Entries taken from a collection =
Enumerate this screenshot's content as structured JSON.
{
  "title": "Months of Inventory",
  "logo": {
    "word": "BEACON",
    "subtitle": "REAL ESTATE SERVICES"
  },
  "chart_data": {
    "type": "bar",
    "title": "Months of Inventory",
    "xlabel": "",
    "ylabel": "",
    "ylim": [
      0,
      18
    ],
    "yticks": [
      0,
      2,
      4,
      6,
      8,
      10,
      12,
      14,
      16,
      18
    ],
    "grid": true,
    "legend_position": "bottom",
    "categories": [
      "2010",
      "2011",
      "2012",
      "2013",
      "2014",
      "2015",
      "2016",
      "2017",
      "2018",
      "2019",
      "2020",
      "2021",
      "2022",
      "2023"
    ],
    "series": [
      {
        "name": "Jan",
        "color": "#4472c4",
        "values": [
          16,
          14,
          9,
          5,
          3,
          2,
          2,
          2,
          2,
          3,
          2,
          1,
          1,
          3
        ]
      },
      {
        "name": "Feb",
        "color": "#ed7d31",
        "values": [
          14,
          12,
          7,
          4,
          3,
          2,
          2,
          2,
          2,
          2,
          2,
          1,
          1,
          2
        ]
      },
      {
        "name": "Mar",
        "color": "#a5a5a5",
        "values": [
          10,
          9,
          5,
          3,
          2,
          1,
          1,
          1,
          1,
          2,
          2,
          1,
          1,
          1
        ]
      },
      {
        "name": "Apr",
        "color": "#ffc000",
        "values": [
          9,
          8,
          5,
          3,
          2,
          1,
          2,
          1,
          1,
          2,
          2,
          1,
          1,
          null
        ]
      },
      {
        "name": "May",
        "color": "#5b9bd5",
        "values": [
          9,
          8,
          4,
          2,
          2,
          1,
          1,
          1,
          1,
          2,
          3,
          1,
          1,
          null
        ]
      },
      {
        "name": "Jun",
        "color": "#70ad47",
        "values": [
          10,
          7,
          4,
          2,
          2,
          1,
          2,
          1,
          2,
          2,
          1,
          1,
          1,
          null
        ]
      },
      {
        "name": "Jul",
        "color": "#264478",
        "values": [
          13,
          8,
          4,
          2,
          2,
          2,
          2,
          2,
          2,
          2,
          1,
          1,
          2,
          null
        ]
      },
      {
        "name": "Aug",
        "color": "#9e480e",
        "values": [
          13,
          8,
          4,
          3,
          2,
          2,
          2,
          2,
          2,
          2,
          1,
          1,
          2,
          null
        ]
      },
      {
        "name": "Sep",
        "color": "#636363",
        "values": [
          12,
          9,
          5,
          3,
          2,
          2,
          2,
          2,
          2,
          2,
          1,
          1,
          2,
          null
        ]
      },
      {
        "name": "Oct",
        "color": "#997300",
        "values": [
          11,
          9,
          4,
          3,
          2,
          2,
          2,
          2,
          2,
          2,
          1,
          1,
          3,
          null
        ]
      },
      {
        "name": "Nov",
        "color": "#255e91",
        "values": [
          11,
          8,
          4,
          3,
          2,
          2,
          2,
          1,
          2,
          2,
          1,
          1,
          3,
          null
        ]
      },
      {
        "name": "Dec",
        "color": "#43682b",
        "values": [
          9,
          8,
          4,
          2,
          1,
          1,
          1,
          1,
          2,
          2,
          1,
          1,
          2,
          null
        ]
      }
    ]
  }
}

Your objective =
Transcribe every entry verbatim.

Written answer =
Enumerate this screenshot's content as structured JSON.
{
  "title": "Months of Inventory",
  "logo": {
    "word": "BEACON",
    "subtitle": "REAL ESTATE SERVICES"
  },
  "chart_data": {
    "type": "bar",
    "title": "Months of Inventory",
    "xlabel": "",
    "ylabel": "",
    "ylim": [
      0,
      18
    ],
    "yticks": [
      0,
      2,
      4,
      6,
      8,
      10,
      12,
      14,
      16,
      18
    ],
    "grid": true,
    "legend_position": "bottom",
    "categories": [
      "2010",
      "2011",
      "2012",
      "2013",
      "2014",
      "2015",
      "2016",
      "2017",
      "2018",
      "2019",
      "2020",
      "2021",
      "2022",
      "2023"
    ],
    "series": [
      {
        "name": "Jan",
        "color": "#4472c4",
        "values": [
          16,
          14,
          9,
          5,
          3,
          2,
          2,
          2,
          2,
          3,
          2,
          1,
          1,
          3
        ]
      },
      {
        "name": "Feb",
        "color": "#ed7d31",
        "values": [
          14,
          12,
          7,
          4,
          3,
          2,
          2,
          2,
          2,
          2,
          2,
          1,
          1,
          2
        ]
      },
      {
        "name": "Mar",
        "color": "#a5a5a5",
        "values": [
          10,
          9,
          5,
          3,
          2,
          1,
          1,
          1,
          1,
          2,
          2,
          1,
          1,
          1
        ]
      },
      {
        "name": "Apr",
        "color": "#ffc000",
        "values": [
          9,
          8,
          5,
          3,
          2,
          1,
          2,
          1,
          1,
          2,
          2,
          1,
          1,
          null
        ]
      },
      {
        "name": "May",
        "color": "#5b9bd5",
        "values": [
          9,
          8,
          4,
          2,
          2,
          1,
          1,
          1,
          1,
          2,
          3,
          1,
          1,
          null
        ]
      },
      {
        "name": "Jun",
        "color": "#70ad47",
        "values": [
          10,
          7,
          4,
          2,
          2,
          1,
          2,
          1,
          2,
          2,
          1,
          1,
          1,
          null
        ]
      },
      {
        "name": "Jul",
        "color": "#264478",
        "values": [
          13,
          8,
          4,
          2,
          2,
          2,
          2,
          2,
          2,
          2,
          1,
          1,
          2,
          null
        ]
      },
      {
        "name": "Aug",
        "color": "#9e480e",
        "values": [
          13,
          8,
          4,
          3,
          2,
          2,
          2,
          2,
          2,
          2,
          1,
          1,
          2,
          null
        ]
      },
      {
        "name": "Sep",
        "color": "#636363",
        "values": [
          12,
          9,
          5,
          3,
          2,
          2,
          2,
          2,
          2,
          2,
          1,
          1,
          2,
          null
        ]
      },
      {
        "name": "Oct",
        "color": "#997300",
        "values": [
          11,
          9,
          4,
          3,
          2,
          2,
          2,
          2,
          2,
          2,
          1,
          1,
          3,
          null
        ]
      },
      {
        "name": "Nov",
        "color": "#255e91",
        "values": [
          11,
          8,
          4,
          3,
          2,
          2,
          2,
          1,
          2,
          2,
          1,
          1,
          3,
          null
        ]
      },
      {
        "name": "Dec",
        "color": "#43682b",
        "values": [
          9,
          8,
          4,
          2,
          1,
          1,
          1,
          1,
          2,
          2,
          1,
          1,
          2,
          null
        ]
      }
    ]
  }
}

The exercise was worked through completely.